--- Problem requirements ---
Skip the images. Copy the records exactly as written.

--- Given records ---
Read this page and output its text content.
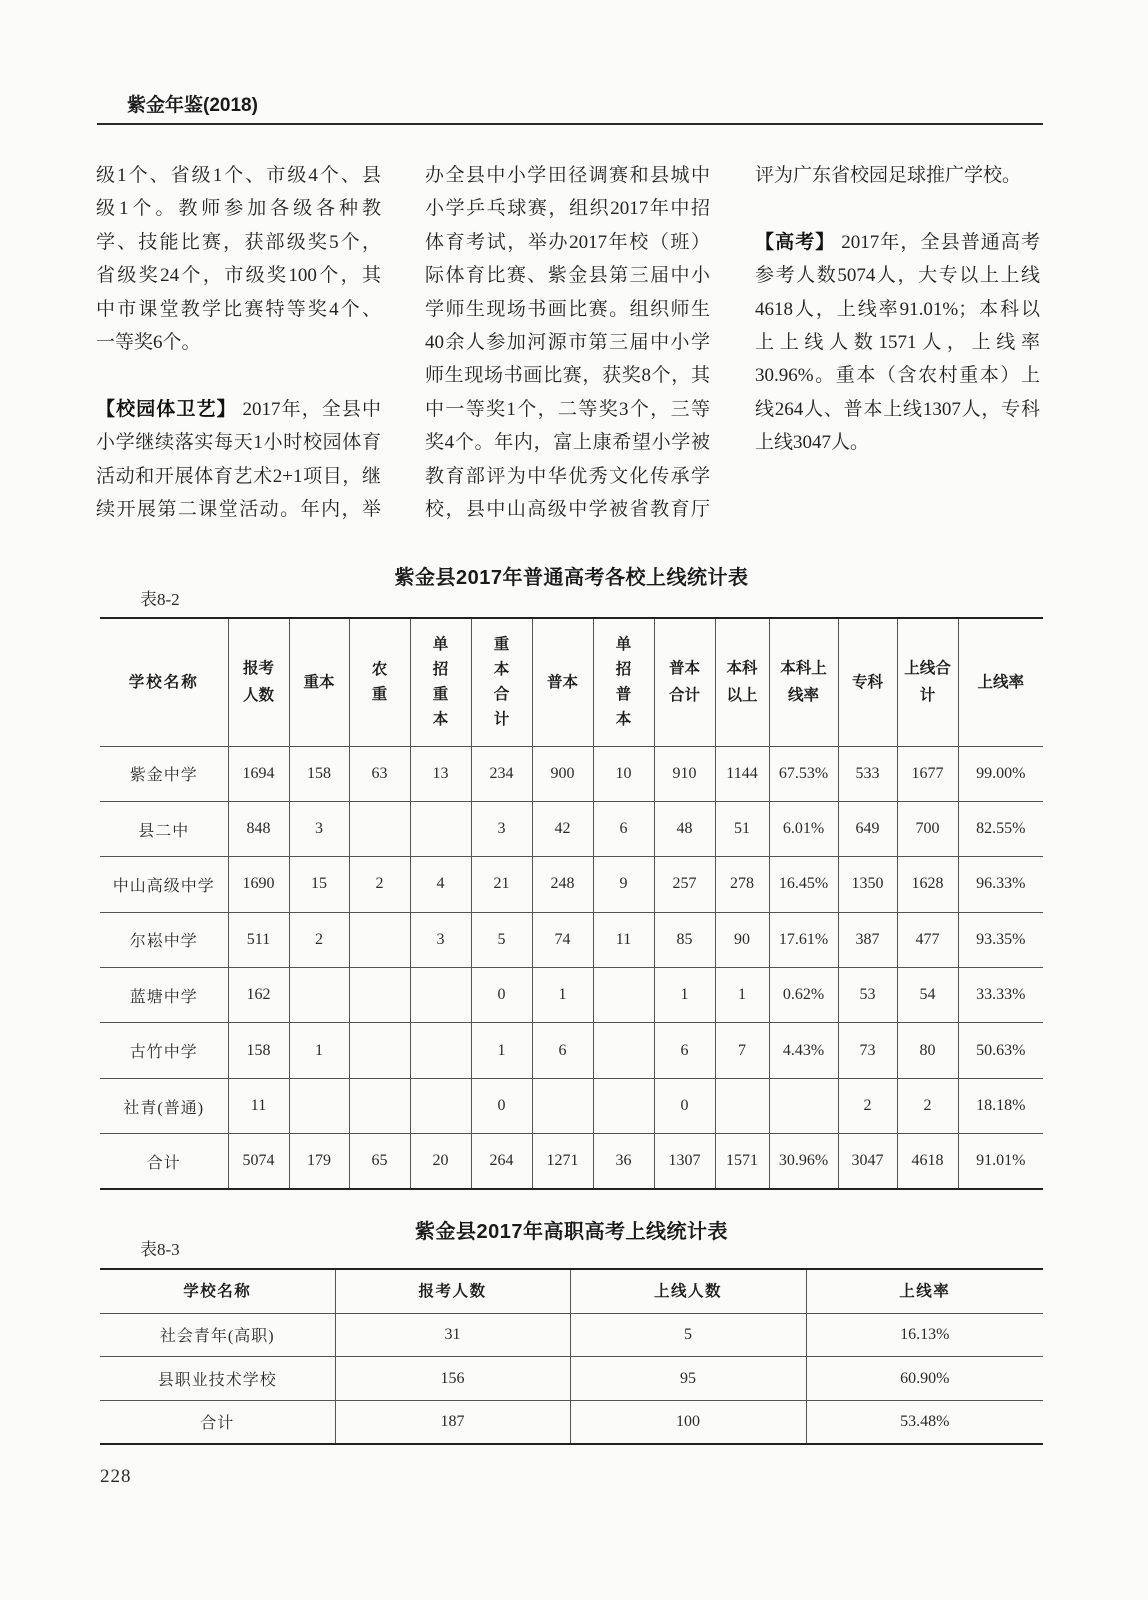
紫金年鉴(2018)
级1个、省级1个、市级4个、县
级1个。教师参加各级各种教
学、技能比赛，获部级奖5个，
省级奖24个，市级奖100个，其
中市课堂教学比赛特等奖4个、
一等奖6个。
【校园体卫艺】 2017年，全县中
小学继续落实每天1小时校园体育
活动和开展体育艺术2+1项目，继
续开展第二课堂活动。年内，举
办全县中小学田径调赛和县城中
小学乒乓球赛，组织2017年中招
体育考试，举办2017年校（班）
际体育比赛、紫金县第三届中小
学师生现场书画比赛。组织师生
40余人参加河源市第三届中小学
师生现场书画比赛，获奖8个，其
中一等奖1个，二等奖3个，三等
奖4个。年内，富上康希望小学被
教育部评为中华优秀文化传承学
校，县中山高级中学被省教育厅
评为广东省校园足球推广学校。
【高考】 2017年，全县普通高考
参考人数5074人，大专以上上线
4618人，上线率91.01%；本科以
上上线人数1571人，上线率
30.96%。重本（含农村重本）上
线264人、普本上线1307人，专科
上线3047人。
紫金县2017年普通高考各校上线统计表
表8-2
学校名称	报考人数	重本	农重	单招重本	重本合计	普本	单招普本	普本合计	本科以上	本科上线率	专科	上线合计	上线率
紫金中学	1694	158	63	13	234	900	10	910	1144	67.53%	533	1677	99.00%
县二中	848	3			3	42	6	48	51	6.01%	649	700	82.55%
中山高级中学	1690	15	2	4	21	248	9	257	278	16.45%	1350	1628	96.33%
尔崧中学	511	2		3	5	74	11	85	90	17.61%	387	477	93.35%
蓝塘中学	162				0	1		1	1	0.62%	53	54	33.33%
古竹中学	158	1			1	6		6	7	4.43%	73	80	50.63%
社青(普通)	11				0			0			2	2	18.18%
合计	5074	179	65	20	264	1271	36	1307	1571	30.96%	3047	4618	91.01%
紫金县2017年高职高考上线统计表
表8-3
学校名称	报考人数	上线人数	上线率
社会青年(高职)	31	5	16.13%
县职业技术学校	156	95	60.90%
合计	187	100	53.48%
228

--- Solution to the problem ---
Read this page and output its text content.
紫金年鉴(2018)
级1个、省级1个、市级4个、县
级1个。教师参加各级各种教
学、技能比赛，获部级奖5个，
省级奖24个，市级奖100个，其
中市课堂教学比赛特等奖4个、
一等奖6个。
【校园体卫艺】 2017年，全县中
小学继续落实每天1小时校园体育
活动和开展体育艺术2+1项目，继
续开展第二课堂活动。年内，举
办全县中小学田径调赛和县城中
小学乒乓球赛，组织2017年中招
体育考试，举办2017年校（班）
际体育比赛、紫金县第三届中小
学师生现场书画比赛。组织师生
40余人参加河源市第三届中小学
师生现场书画比赛，获奖8个，其
中一等奖1个，二等奖3个，三等
奖4个。年内，富上康希望小学被
教育部评为中华优秀文化传承学
校，县中山高级中学被省教育厅
评为广东省校园足球推广学校。
【高考】 2017年，全县普通高考
参考人数5074人，大专以上上线
4618人，上线率91.01%；本科以
上上线人数1571人，上线率
30.96%。重本（含农村重本）上
线264人、普本上线1307人，专科
上线3047人。
紫金县2017年普通高考各校上线统计表
表8-2
学校名称	报考人数	重本	农重	单招重本	重本合计	普本	单招普本	普本合计	本科以上	本科上线率	专科	上线合计	上线率
紫金中学	1694	158	63	13	234	900	10	910	1144	67.53%	533	1677	99.00%
县二中	848	3			3	42	6	48	51	6.01%	649	700	82.55%
中山高级中学	1690	15	2	4	21	248	9	257	278	16.45%	1350	1628	96.33%
尔崧中学	511	2		3	5	74	11	85	90	17.61%	387	477	93.35%
蓝塘中学	162				0	1		1	1	0.62%	53	54	33.33%
古竹中学	158	1			1	6		6	7	4.43%	73	80	50.63%
社青(普通)	11				0			0			2	2	18.18%
合计	5074	179	65	20	264	1271	36	1307	1571	30.96%	3047	4618	91.01%
紫金县2017年高职高考上线统计表
表8-3
学校名称	报考人数	上线人数	上线率
社会青年(高职)	31	5	16.13%
县职业技术学校	156	95	60.90%
合计	187	100	53.48%
228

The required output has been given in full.